-- begin Entries shown --

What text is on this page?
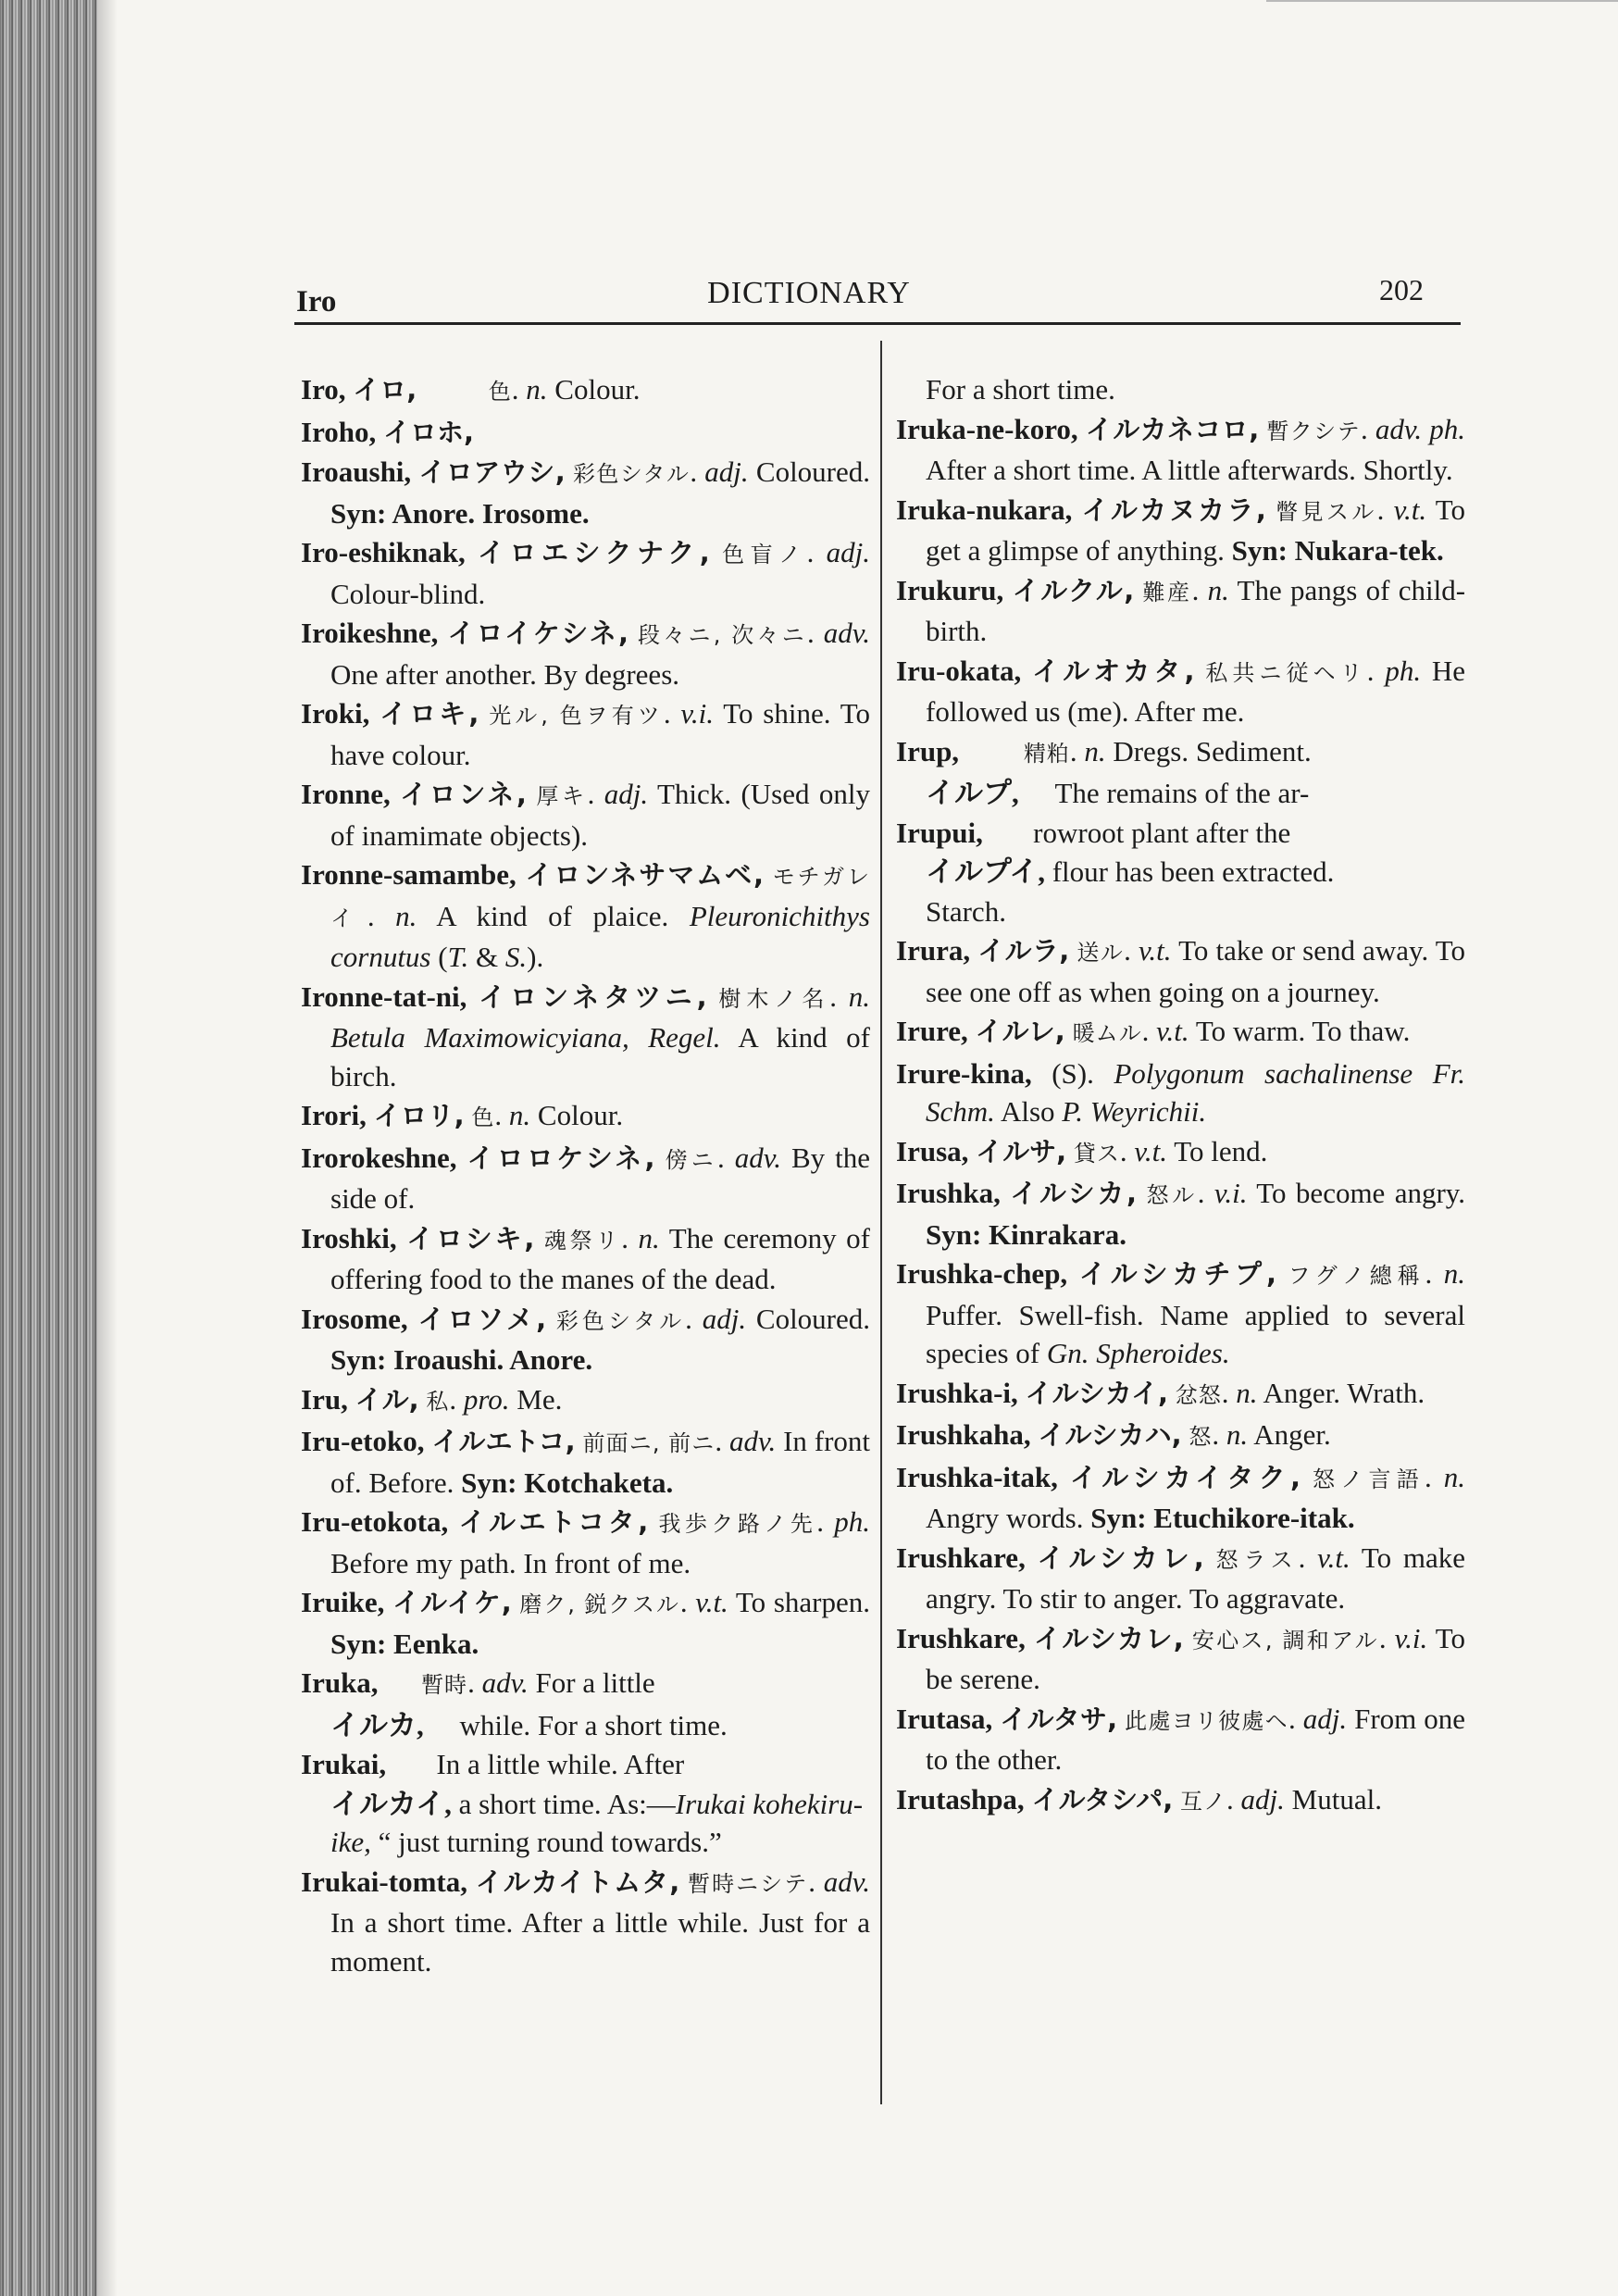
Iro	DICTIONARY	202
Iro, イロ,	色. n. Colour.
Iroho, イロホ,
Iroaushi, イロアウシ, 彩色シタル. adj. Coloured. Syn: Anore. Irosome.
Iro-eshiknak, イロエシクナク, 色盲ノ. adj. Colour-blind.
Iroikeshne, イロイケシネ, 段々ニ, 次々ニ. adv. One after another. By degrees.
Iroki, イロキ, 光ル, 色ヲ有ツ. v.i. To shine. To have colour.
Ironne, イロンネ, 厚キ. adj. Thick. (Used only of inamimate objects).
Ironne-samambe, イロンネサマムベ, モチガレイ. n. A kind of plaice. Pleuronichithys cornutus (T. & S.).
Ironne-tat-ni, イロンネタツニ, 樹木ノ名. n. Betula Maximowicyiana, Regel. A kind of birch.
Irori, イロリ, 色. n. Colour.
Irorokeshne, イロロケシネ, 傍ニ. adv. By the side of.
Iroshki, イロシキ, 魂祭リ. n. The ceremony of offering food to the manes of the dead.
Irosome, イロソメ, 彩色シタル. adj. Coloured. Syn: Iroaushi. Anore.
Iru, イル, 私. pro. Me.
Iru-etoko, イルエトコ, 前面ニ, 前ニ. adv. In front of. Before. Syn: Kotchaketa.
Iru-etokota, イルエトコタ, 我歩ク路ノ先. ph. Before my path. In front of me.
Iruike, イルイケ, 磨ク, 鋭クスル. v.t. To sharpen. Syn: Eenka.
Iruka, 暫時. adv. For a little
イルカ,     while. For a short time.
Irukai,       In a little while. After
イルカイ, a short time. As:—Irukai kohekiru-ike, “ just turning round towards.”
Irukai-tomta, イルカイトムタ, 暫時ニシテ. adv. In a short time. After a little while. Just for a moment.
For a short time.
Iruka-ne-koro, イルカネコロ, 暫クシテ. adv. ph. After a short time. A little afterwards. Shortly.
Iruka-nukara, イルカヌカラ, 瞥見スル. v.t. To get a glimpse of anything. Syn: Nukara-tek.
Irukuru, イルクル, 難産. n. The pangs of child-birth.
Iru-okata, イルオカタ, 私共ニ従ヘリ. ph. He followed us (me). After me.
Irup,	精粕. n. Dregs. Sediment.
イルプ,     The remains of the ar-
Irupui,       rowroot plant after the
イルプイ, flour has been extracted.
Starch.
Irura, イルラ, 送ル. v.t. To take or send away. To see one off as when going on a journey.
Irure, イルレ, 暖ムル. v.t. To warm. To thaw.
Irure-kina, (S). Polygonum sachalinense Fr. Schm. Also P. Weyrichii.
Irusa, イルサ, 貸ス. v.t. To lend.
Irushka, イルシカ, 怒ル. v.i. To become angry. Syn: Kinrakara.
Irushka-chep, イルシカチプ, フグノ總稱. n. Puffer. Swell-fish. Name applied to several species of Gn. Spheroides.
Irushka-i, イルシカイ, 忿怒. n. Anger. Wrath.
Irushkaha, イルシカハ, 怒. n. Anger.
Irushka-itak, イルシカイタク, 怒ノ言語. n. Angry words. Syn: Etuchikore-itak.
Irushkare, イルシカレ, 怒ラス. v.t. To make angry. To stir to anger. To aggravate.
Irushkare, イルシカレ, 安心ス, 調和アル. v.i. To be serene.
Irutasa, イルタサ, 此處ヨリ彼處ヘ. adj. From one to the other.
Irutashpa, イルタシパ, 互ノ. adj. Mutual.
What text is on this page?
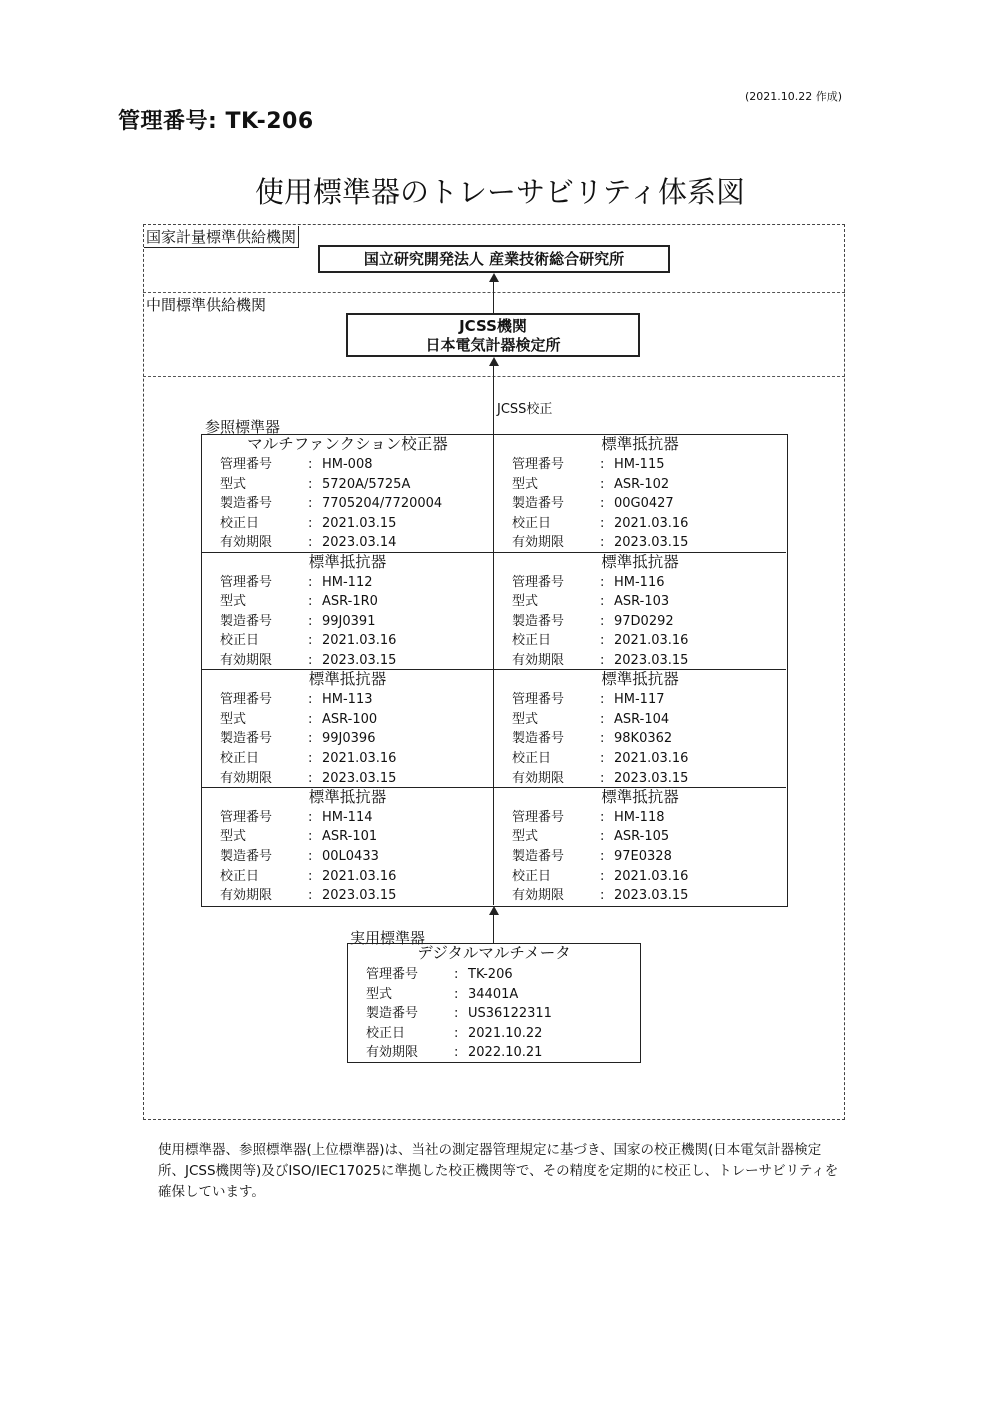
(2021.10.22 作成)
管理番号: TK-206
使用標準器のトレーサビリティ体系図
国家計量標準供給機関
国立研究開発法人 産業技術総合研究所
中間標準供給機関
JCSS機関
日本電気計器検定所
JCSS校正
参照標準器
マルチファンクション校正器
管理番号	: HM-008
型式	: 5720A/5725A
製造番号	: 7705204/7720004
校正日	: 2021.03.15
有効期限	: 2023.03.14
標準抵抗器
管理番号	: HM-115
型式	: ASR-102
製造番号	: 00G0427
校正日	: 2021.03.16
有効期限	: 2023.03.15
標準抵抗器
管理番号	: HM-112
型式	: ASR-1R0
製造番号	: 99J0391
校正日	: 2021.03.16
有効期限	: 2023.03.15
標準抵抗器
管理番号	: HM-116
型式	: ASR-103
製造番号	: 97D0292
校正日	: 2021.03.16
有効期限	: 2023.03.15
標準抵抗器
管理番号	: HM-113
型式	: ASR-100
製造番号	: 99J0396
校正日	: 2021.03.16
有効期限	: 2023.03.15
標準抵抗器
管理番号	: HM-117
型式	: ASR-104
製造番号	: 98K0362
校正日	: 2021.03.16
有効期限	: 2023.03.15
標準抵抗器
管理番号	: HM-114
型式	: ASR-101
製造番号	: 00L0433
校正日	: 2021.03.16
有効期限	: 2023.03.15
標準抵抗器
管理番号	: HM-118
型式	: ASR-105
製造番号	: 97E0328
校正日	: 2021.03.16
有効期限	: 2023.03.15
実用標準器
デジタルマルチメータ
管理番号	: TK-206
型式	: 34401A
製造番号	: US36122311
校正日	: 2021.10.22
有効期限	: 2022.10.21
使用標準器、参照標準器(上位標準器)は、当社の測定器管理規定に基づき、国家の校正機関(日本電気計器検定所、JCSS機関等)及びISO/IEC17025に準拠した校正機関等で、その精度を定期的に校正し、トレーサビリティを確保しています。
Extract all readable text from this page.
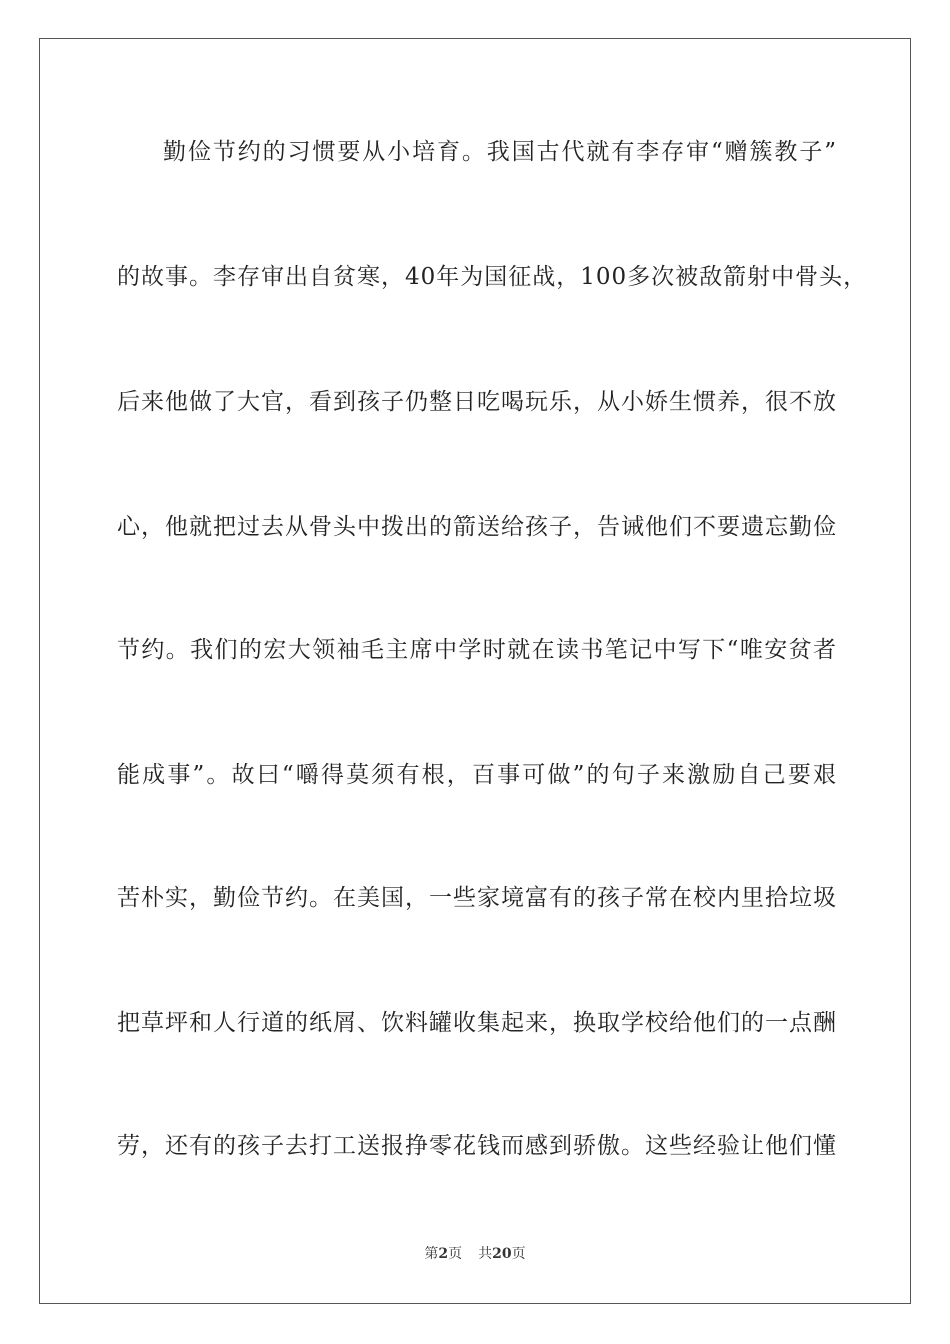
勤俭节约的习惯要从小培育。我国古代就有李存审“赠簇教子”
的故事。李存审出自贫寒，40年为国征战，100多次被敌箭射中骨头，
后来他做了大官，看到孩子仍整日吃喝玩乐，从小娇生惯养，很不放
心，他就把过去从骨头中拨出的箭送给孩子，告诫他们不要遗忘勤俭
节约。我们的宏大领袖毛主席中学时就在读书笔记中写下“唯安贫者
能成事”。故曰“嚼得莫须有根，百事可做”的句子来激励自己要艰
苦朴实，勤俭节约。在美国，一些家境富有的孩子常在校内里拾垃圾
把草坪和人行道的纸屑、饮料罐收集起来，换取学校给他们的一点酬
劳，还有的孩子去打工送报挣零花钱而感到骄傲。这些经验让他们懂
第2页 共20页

-- end Entries shown --

§ Exercise goal
Looking at the data above, how many lines hold the word "front"? Respond with the number alone.

§ Solution
2